▶ [What the task asks] Return all of the data exactly as given.

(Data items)
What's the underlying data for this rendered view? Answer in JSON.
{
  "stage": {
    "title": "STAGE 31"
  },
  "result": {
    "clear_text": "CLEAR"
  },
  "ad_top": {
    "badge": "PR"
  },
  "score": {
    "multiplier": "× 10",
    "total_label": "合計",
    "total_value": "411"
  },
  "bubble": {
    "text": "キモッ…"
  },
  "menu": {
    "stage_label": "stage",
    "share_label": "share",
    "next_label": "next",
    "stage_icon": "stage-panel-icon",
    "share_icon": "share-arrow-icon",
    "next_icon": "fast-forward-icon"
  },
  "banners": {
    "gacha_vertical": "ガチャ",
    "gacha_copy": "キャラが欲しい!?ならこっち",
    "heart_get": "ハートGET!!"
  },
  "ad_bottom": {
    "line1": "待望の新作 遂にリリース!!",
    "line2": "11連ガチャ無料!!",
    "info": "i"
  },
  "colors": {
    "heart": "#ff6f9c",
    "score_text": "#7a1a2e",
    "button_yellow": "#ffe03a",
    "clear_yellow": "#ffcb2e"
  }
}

▶ [Answer]
What's the underlying data for this rendered view? Answer in JSON.
{
  "stage": {
    "title": "STAGE 31"
  },
  "result": {
    "clear_text": "CLEAR"
  },
  "ad_top": {
    "badge": "PR"
  },
  "score": {
    "multiplier": "× 10",
    "total_label": "合計",
    "total_value": "411"
  },
  "bubble": {
    "text": "キモッ…"
  },
  "menu": {
    "stage_label": "stage",
    "share_label": "share",
    "next_label": "next",
    "stage_icon": "stage-panel-icon",
    "share_icon": "share-arrow-icon",
    "next_icon": "fast-forward-icon"
  },
  "banners": {
    "gacha_vertical": "ガチャ",
    "gacha_copy": "キャラが欲しい!?ならこっち",
    "heart_get": "ハートGET!!"
  },
  "ad_bottom": {
    "line1": "待望の新作 遂にリリース!!",
    "line2": "11連ガチャ無料!!",
    "info": "i"
  },
  "colors": {
    "heart": "#ff6f9c",
    "score_text": "#7a1a2e",
    "button_yellow": "#ffe03a",
    "clear_yellow": "#ffcb2e"
  }
}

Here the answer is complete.